-- TASK DETAILS --
Copy the items below word for word, from the first line through the line containing "tab-bookmarks[interactable]: 书签 <box>104", including both.

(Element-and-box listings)
------------------------------------------------------------

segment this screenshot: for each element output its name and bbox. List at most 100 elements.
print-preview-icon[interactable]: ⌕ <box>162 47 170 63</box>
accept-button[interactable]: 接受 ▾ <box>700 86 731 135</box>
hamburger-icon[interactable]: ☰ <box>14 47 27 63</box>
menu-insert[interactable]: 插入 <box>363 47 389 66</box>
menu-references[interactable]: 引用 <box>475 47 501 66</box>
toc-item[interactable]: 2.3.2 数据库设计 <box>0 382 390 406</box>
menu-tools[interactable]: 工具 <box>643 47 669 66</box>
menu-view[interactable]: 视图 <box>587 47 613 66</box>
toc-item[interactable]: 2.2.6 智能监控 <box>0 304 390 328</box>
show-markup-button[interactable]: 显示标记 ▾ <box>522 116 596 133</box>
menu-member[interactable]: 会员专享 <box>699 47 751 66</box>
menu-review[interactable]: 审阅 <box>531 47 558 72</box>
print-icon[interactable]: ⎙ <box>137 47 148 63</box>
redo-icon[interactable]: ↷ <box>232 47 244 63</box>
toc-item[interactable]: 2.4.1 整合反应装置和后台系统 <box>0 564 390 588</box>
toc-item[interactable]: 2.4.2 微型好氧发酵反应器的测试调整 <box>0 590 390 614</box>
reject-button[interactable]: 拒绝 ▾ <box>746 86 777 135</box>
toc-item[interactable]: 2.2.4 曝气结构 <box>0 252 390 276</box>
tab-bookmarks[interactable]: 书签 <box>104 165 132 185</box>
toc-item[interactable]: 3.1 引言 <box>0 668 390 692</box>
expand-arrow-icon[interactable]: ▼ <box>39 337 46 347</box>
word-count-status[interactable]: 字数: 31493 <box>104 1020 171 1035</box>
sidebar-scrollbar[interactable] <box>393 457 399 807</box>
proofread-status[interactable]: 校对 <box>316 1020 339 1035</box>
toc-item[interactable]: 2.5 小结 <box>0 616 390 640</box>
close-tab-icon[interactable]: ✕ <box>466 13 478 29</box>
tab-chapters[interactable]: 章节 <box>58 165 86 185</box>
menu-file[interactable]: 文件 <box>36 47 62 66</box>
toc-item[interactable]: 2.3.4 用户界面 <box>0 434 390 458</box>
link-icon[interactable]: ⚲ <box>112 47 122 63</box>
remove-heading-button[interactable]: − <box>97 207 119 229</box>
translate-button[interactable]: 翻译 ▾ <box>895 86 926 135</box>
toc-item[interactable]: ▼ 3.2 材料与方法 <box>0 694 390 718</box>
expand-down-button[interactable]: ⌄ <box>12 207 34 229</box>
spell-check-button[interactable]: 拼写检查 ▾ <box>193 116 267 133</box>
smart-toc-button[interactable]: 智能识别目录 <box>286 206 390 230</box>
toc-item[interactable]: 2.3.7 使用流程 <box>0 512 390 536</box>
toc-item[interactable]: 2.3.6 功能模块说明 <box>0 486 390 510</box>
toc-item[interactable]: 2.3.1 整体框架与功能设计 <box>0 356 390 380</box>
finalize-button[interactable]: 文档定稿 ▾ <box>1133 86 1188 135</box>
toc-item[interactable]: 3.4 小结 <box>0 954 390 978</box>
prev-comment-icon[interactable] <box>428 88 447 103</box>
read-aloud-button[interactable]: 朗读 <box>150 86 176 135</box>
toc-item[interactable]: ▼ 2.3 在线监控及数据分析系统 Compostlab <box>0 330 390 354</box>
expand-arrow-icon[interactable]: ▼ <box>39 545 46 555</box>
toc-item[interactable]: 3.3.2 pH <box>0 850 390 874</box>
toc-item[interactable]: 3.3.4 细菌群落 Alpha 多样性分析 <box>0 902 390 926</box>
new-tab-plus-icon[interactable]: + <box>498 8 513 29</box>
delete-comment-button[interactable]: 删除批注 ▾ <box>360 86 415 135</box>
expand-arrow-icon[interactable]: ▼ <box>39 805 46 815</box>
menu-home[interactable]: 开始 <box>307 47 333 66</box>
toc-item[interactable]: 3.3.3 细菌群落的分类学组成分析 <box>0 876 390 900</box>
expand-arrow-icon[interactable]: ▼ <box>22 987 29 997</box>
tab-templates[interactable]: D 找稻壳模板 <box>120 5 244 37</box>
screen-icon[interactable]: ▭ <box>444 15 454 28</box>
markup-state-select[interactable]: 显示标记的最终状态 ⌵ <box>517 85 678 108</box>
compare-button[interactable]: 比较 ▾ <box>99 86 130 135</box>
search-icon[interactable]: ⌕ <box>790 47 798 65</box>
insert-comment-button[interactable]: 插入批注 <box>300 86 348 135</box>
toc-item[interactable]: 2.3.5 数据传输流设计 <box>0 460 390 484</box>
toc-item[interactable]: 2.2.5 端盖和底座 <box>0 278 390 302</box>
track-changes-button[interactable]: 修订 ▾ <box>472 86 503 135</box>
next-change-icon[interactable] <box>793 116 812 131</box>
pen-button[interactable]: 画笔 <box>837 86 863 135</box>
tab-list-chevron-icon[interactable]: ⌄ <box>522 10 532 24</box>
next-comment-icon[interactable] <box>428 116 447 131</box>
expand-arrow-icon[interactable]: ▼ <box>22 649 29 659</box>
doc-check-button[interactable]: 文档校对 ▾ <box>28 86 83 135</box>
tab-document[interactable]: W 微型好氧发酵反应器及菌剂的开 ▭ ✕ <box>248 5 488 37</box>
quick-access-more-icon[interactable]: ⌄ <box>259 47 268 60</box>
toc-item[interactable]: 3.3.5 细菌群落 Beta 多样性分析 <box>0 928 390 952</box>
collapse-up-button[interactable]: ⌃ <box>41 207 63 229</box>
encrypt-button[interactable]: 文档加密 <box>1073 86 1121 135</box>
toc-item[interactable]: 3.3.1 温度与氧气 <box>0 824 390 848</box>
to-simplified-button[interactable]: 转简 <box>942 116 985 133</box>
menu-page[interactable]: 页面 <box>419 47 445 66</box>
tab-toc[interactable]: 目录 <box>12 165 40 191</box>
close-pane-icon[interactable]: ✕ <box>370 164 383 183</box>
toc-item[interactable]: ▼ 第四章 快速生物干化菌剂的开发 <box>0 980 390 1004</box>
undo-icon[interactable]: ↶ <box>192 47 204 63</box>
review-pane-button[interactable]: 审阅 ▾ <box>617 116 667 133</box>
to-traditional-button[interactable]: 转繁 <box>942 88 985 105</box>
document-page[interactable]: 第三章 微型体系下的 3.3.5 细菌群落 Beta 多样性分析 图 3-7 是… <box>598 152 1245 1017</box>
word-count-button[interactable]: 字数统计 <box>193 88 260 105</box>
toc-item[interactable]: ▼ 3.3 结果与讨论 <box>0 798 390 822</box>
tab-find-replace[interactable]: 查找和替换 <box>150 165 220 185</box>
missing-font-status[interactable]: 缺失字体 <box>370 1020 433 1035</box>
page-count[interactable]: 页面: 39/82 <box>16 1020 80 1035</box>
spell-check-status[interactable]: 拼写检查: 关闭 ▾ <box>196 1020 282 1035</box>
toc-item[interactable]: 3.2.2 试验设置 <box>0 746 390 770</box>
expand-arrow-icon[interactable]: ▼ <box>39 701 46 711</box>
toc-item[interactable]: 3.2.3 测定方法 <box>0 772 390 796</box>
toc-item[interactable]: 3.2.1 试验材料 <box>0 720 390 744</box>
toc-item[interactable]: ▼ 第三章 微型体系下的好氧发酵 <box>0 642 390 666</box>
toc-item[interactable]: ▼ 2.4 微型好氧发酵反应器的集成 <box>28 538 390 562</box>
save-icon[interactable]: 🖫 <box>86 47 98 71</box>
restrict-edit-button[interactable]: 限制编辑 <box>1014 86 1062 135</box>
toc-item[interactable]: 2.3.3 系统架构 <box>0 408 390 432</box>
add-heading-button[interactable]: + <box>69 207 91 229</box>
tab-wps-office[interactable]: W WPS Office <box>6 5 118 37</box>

------------------------------------------------------------

-- TASK ANSWER --
segment this screenshot: for each element output its name and bbox. List at most 100 elements.
print-preview-icon[interactable]: ⌕ <box>162 47 170 63</box>
accept-button[interactable]: 接受 ▾ <box>700 86 731 135</box>
hamburger-icon[interactable]: ☰ <box>14 47 27 63</box>
menu-insert[interactable]: 插入 <box>363 47 389 66</box>
menu-references[interactable]: 引用 <box>475 47 501 66</box>
toc-item[interactable]: 2.3.2 数据库设计 <box>0 382 390 406</box>
menu-tools[interactable]: 工具 <box>643 47 669 66</box>
menu-view[interactable]: 视图 <box>587 47 613 66</box>
toc-item[interactable]: 2.2.6 智能监控 <box>0 304 390 328</box>
show-markup-button[interactable]: 显示标记 ▾ <box>522 116 596 133</box>
menu-member[interactable]: 会员专享 <box>699 47 751 66</box>
menu-review[interactable]: 审阅 <box>531 47 558 72</box>
print-icon[interactable]: ⎙ <box>137 47 148 63</box>
redo-icon[interactable]: ↷ <box>232 47 244 63</box>
toc-item[interactable]: 2.4.1 整合反应装置和后台系统 <box>0 564 390 588</box>
toc-item[interactable]: 2.4.2 微型好氧发酵反应器的测试调整 <box>0 590 390 614</box>
reject-button[interactable]: 拒绝 ▾ <box>746 86 777 135</box>
toc-item[interactable]: 2.2.4 曝气结构 <box>0 252 390 276</box>
tab-bookmarks[interactable]: 书签 <box>104 165 132 185</box>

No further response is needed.